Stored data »

++++++++

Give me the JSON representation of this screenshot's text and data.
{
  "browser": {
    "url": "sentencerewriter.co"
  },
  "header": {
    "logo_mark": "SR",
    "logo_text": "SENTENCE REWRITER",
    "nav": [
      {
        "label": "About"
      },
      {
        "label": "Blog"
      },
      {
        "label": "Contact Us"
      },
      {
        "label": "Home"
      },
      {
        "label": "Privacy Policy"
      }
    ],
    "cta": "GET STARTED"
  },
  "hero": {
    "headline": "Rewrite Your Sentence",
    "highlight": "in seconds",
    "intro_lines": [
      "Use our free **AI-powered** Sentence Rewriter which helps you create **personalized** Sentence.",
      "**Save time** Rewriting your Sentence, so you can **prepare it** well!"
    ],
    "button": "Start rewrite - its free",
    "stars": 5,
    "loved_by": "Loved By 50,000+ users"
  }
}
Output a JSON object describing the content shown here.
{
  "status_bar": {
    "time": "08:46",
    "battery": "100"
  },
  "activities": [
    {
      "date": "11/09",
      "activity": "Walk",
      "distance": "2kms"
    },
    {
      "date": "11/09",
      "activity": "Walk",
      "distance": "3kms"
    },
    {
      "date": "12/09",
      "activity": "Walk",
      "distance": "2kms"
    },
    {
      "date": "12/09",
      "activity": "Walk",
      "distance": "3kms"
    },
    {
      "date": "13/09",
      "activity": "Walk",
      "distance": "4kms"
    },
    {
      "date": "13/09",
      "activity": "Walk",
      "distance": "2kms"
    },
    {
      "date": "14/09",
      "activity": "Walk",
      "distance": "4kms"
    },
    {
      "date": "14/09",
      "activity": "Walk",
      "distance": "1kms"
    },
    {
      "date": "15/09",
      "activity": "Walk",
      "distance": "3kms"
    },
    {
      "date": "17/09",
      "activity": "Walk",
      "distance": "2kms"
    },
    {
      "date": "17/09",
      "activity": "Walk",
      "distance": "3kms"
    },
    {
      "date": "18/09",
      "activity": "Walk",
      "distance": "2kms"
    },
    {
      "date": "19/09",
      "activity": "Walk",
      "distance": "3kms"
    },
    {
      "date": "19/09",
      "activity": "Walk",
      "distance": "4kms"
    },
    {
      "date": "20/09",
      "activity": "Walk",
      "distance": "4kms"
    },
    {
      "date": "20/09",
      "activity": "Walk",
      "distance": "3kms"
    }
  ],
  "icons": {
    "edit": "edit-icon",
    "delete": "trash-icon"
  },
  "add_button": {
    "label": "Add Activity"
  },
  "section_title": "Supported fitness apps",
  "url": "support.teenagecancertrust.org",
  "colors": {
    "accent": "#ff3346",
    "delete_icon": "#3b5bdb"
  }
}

++++++++

Exercise goal » Copy each line of the data that contains the word "time".

The result »
      "**Save time** Rewriting your Sentence, so you can **prepare it** well!"
    "time": "08:46",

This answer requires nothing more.